Goal:
Reproduce, character for character, the part of the records that opens with the line containing "Text: <145: <145 [540, 652, 590, 670]" and closes with the line containing "Text: Referans: Referans [533, 63, 631, 82]". Include both of those lines and nothing else.

begin Data for the task

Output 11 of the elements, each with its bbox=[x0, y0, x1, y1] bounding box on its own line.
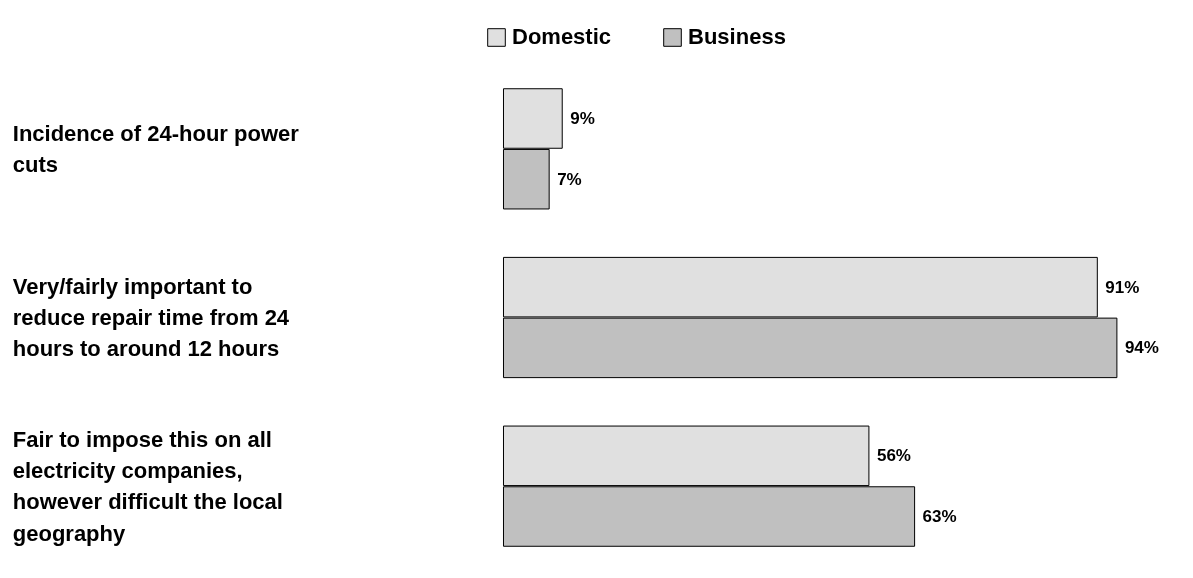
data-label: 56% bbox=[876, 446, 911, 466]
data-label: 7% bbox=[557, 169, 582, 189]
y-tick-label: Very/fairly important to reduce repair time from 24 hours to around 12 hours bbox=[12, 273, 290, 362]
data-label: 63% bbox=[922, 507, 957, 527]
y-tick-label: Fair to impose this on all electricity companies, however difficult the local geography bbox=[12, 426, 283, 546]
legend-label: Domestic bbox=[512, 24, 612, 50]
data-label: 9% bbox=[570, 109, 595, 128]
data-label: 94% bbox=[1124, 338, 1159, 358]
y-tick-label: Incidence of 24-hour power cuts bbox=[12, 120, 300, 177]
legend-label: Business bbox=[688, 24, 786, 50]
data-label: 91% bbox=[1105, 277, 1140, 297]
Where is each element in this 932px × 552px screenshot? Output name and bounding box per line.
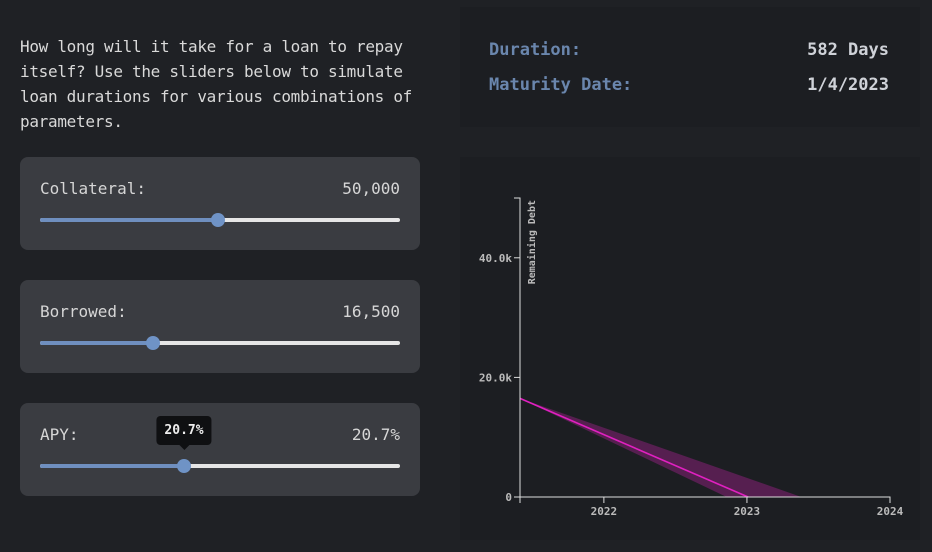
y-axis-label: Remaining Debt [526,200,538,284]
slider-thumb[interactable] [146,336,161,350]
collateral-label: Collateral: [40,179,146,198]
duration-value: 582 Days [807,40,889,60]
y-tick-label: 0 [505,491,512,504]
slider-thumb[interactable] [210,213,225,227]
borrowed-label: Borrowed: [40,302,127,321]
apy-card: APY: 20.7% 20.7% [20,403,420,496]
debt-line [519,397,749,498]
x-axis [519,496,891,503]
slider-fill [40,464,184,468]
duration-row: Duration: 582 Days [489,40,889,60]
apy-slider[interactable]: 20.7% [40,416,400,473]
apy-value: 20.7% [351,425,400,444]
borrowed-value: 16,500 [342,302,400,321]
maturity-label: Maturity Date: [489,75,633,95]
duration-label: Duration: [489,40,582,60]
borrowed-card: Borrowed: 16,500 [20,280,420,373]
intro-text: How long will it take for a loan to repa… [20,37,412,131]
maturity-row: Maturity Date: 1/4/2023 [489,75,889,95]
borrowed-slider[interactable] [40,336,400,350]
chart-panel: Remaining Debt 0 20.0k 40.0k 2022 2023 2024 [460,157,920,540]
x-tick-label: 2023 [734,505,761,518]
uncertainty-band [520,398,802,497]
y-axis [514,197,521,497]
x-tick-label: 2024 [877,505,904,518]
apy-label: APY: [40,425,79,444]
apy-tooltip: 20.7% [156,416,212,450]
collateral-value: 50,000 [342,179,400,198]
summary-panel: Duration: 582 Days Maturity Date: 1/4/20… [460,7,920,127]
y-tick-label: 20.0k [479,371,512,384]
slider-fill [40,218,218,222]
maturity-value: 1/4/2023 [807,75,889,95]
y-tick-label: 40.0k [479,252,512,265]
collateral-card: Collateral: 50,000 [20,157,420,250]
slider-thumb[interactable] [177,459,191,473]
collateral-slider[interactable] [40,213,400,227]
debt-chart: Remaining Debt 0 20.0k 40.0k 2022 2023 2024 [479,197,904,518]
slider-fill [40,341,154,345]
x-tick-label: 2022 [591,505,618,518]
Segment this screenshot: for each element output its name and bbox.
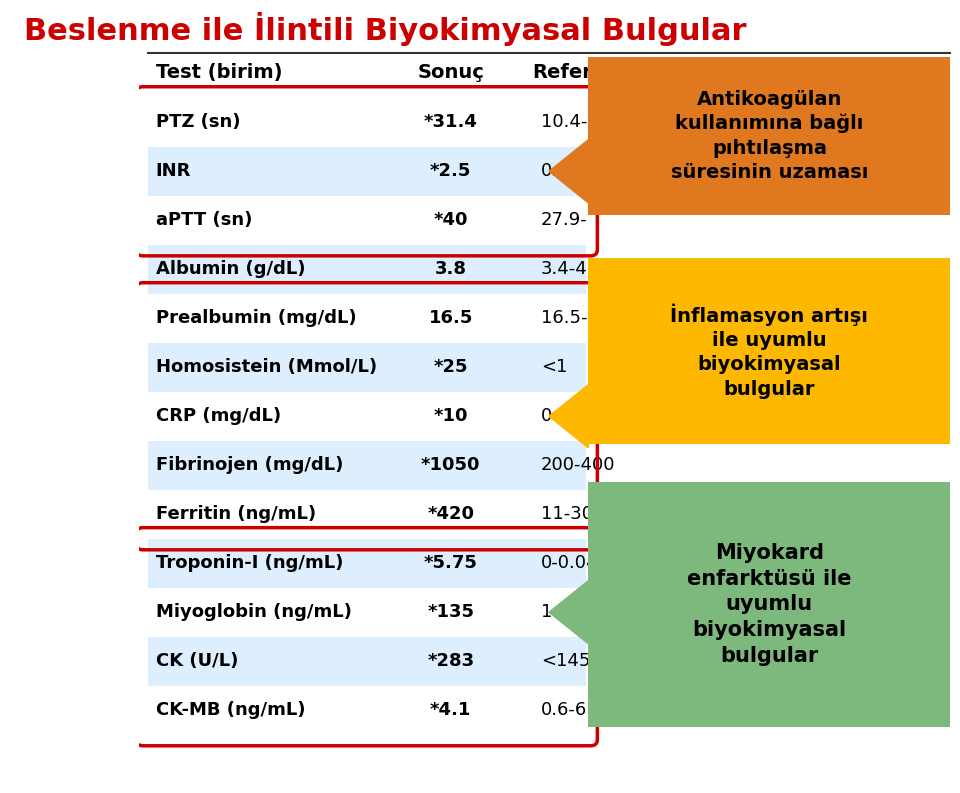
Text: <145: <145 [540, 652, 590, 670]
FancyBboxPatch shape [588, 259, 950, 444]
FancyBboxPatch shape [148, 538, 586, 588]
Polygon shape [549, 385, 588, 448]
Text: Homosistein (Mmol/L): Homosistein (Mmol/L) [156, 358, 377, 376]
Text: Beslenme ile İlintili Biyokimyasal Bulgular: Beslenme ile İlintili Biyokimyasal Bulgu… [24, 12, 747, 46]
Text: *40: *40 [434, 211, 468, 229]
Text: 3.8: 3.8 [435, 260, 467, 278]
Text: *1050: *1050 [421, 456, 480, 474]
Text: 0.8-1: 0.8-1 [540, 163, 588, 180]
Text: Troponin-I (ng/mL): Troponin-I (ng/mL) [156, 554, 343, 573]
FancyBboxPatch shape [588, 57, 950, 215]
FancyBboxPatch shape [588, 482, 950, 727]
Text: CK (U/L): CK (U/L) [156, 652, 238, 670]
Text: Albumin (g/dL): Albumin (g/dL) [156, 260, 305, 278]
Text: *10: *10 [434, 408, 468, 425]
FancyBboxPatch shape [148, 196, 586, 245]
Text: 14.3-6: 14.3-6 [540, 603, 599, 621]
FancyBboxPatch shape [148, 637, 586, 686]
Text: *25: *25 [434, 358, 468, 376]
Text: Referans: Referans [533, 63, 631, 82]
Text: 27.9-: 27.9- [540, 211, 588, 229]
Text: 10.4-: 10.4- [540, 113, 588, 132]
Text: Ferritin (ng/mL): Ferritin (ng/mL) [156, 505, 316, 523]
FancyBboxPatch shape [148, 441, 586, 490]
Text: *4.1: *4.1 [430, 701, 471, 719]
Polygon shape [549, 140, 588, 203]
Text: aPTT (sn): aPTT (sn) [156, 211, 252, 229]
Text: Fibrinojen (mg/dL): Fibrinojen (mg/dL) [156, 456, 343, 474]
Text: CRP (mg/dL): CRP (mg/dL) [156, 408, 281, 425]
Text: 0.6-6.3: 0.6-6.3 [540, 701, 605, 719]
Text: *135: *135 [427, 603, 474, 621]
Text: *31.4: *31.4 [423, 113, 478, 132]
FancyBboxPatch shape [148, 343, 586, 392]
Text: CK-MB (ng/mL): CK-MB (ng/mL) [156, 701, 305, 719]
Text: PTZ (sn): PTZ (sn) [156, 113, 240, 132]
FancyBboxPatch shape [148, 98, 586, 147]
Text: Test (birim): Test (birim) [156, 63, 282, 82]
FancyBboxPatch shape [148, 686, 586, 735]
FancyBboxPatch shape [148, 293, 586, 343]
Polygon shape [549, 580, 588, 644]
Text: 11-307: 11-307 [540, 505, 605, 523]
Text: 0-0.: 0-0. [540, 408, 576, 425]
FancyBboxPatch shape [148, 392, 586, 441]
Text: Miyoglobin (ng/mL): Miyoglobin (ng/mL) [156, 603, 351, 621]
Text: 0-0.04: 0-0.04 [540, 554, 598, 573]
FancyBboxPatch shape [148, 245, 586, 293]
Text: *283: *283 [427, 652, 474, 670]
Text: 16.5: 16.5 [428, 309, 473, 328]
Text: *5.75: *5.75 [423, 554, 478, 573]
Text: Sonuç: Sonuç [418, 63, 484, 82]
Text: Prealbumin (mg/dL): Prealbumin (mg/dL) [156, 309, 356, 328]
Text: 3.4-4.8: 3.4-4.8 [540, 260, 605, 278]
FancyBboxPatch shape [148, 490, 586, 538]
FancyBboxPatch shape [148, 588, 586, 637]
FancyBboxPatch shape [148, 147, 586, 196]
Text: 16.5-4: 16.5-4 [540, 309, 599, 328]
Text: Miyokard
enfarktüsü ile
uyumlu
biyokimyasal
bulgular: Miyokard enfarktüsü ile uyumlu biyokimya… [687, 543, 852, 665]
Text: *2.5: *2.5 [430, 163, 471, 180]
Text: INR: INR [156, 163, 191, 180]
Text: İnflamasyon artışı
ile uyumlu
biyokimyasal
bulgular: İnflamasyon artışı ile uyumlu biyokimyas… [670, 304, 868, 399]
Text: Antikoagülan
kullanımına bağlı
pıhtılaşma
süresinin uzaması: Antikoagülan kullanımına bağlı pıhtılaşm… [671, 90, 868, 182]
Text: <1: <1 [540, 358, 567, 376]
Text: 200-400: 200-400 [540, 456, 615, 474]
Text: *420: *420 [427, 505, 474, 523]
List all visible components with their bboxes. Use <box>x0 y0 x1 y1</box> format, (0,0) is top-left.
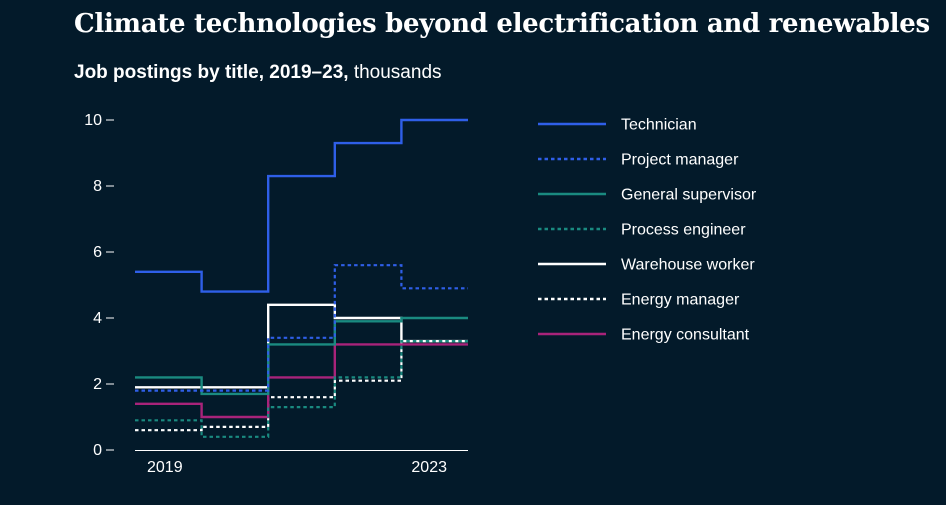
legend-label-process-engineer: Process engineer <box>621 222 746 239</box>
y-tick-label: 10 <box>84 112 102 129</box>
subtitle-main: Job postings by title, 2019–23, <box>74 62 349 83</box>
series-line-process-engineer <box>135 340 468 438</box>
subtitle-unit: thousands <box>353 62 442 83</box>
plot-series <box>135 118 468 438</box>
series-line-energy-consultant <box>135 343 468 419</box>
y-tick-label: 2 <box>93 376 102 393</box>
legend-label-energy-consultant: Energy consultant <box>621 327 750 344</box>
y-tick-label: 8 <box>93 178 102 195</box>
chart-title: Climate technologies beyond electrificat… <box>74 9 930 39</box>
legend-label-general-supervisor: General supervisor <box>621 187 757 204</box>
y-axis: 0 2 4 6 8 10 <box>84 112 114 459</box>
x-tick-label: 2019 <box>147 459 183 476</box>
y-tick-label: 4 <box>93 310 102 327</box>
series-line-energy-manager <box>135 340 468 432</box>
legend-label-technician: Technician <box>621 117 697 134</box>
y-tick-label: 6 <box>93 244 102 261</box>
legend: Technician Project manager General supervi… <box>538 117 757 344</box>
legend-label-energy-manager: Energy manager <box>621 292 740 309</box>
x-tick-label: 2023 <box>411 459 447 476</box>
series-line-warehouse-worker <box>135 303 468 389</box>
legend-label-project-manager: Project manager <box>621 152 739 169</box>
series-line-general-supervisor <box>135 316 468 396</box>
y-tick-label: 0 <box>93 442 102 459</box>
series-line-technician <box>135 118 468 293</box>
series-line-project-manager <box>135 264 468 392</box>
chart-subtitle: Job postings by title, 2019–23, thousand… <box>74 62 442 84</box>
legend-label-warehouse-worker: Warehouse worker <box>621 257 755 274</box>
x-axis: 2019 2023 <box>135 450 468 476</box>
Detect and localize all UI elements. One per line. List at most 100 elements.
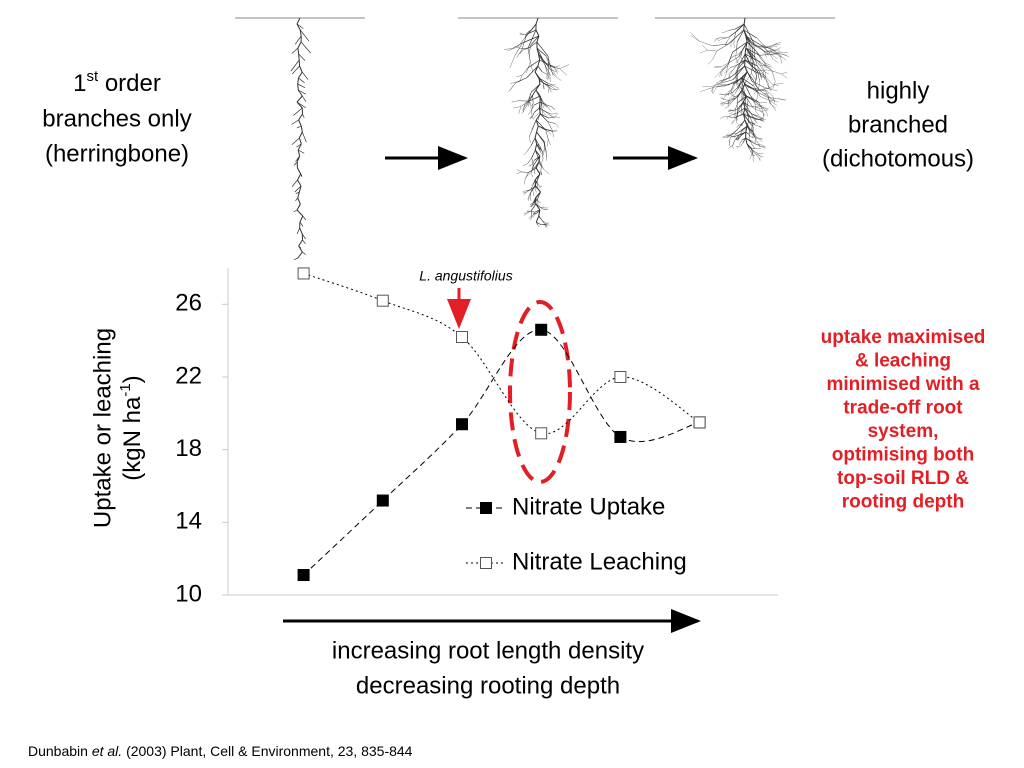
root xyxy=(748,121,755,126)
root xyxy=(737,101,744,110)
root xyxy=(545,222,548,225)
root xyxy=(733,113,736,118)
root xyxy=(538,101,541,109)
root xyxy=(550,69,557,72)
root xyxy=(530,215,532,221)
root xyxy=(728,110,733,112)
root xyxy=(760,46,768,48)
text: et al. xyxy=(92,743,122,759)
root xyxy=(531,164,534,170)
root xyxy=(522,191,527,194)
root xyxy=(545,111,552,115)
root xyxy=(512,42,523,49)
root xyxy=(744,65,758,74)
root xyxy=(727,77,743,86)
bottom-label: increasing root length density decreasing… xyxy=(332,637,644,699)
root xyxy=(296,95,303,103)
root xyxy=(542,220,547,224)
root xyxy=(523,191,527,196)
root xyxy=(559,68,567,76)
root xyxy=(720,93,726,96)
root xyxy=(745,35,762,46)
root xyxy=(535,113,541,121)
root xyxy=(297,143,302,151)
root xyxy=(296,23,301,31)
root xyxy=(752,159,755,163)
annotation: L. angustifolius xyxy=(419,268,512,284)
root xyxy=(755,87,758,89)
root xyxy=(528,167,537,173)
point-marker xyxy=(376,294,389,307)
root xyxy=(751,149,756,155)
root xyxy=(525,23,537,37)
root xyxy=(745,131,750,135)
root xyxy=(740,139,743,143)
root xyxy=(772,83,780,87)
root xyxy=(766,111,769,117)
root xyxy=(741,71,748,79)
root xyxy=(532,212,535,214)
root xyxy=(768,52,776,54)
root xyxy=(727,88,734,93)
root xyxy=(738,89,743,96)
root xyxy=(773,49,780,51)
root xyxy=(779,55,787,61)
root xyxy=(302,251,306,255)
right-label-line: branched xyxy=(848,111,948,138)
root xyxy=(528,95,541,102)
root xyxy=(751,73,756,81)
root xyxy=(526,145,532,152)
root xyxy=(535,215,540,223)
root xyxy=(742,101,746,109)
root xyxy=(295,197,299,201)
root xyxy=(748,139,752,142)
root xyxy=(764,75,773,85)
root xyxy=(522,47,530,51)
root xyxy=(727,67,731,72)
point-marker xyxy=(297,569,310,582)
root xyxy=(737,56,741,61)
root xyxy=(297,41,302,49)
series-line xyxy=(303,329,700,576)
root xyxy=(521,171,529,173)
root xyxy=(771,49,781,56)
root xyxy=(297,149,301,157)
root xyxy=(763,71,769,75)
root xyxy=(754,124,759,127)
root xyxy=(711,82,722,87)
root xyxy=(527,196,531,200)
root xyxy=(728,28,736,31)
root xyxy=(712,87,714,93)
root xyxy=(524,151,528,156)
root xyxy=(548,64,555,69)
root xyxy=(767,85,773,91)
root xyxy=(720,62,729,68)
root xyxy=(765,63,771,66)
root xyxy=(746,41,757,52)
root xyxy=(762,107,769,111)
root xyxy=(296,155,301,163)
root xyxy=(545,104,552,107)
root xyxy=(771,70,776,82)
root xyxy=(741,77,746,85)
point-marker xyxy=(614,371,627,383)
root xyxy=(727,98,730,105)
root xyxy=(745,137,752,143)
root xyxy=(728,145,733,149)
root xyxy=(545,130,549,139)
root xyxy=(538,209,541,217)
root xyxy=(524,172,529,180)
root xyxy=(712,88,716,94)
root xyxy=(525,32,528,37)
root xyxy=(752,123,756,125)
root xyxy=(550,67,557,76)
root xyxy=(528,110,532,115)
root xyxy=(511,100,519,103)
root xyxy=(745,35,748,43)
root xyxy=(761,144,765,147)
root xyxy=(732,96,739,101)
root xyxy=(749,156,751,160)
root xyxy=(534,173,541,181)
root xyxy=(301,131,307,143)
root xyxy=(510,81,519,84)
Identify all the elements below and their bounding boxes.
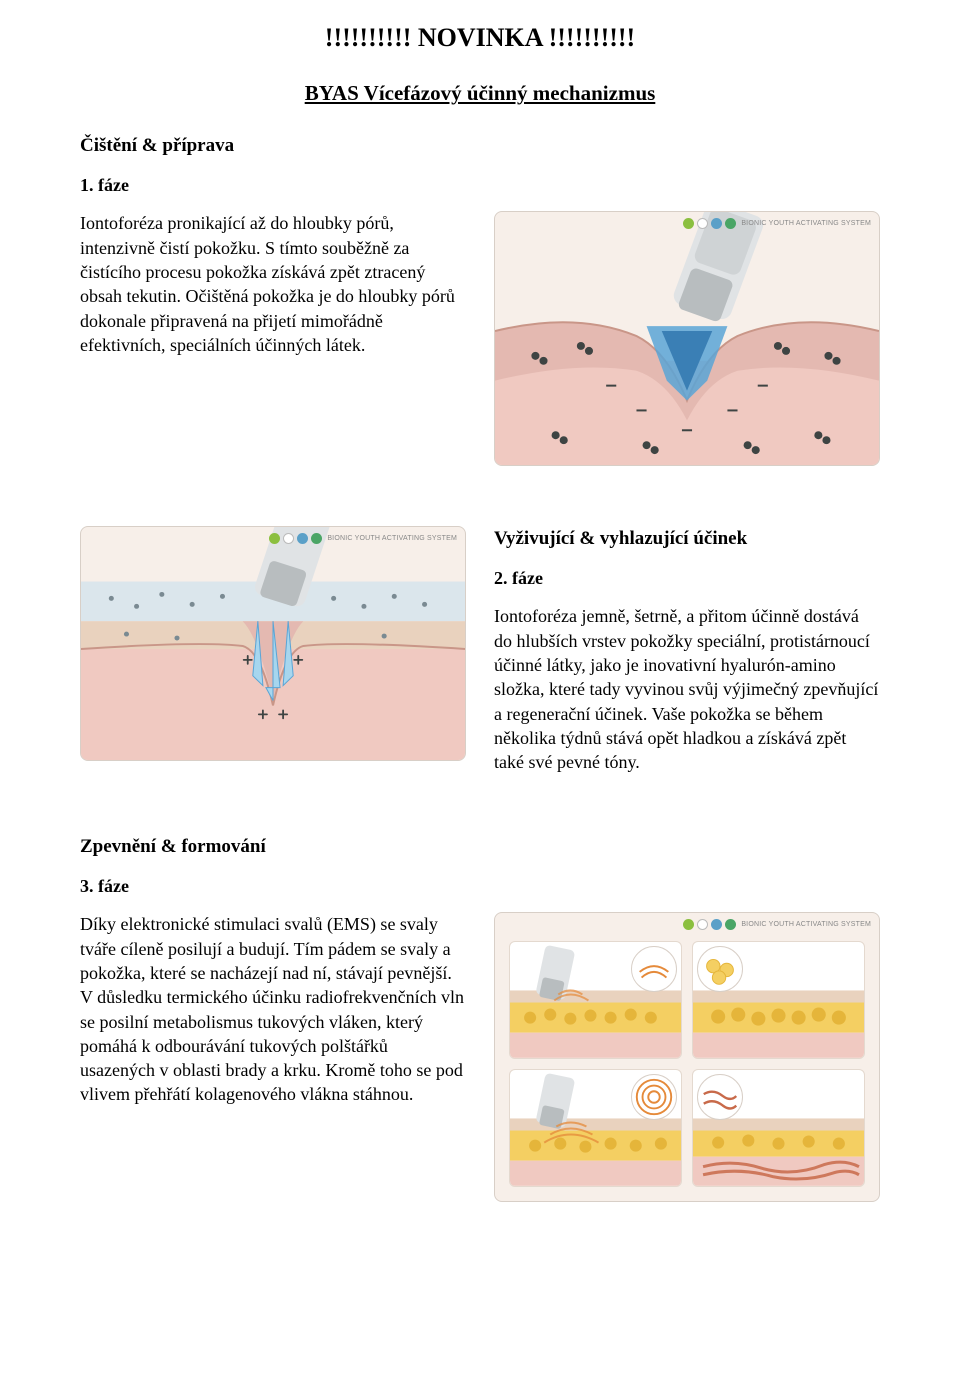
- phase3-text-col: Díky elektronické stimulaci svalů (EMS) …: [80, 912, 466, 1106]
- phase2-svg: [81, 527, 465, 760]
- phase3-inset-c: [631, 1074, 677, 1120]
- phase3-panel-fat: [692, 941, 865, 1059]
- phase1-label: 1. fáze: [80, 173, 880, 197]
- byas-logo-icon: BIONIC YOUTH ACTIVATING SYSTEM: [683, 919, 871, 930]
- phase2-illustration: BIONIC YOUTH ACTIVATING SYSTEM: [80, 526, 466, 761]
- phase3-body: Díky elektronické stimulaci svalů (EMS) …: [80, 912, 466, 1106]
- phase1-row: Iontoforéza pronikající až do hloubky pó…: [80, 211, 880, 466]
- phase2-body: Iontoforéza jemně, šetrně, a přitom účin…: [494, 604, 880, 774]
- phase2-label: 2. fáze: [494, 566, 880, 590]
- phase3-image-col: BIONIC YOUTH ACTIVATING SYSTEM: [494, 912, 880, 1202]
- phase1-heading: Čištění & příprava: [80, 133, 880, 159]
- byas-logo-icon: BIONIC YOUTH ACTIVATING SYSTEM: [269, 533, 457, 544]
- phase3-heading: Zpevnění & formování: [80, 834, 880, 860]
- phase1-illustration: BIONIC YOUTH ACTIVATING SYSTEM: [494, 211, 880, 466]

end Data for the task

Response below:
Text: <145: <145 [540, 652, 590, 670]
FancyBboxPatch shape [588, 259, 950, 444]
FancyBboxPatch shape [148, 538, 586, 588]
Polygon shape [549, 385, 588, 448]
Text: Homosistein (Mmol/L): Homosistein (Mmol/L) [156, 358, 377, 376]
Text: Beslenme ile İlintili Biyokimyasal Bulgular: Beslenme ile İlintili Biyokimyasal Bulgu… [24, 12, 747, 46]
Text: *40: *40 [434, 211, 468, 229]
Text: 3.8: 3.8 [435, 260, 467, 278]
Text: *1050: *1050 [421, 456, 480, 474]
Text: 0.8-1: 0.8-1 [540, 163, 588, 180]
Text: Troponin-I (ng/mL): Troponin-I (ng/mL) [156, 554, 343, 573]
FancyBboxPatch shape [588, 57, 950, 215]
FancyBboxPatch shape [588, 482, 950, 727]
Text: CK (U/L): CK (U/L) [156, 652, 238, 670]
Text: Albumin (g/dL): Albumin (g/dL) [156, 260, 305, 278]
Text: *10: *10 [434, 408, 468, 425]
FancyBboxPatch shape [148, 196, 586, 245]
Text: 14.3-6: 14.3-6 [540, 603, 599, 621]
FancyBboxPatch shape [148, 637, 586, 686]
Text: *25: *25 [434, 358, 468, 376]
Text: Referans: Referans [533, 63, 631, 82]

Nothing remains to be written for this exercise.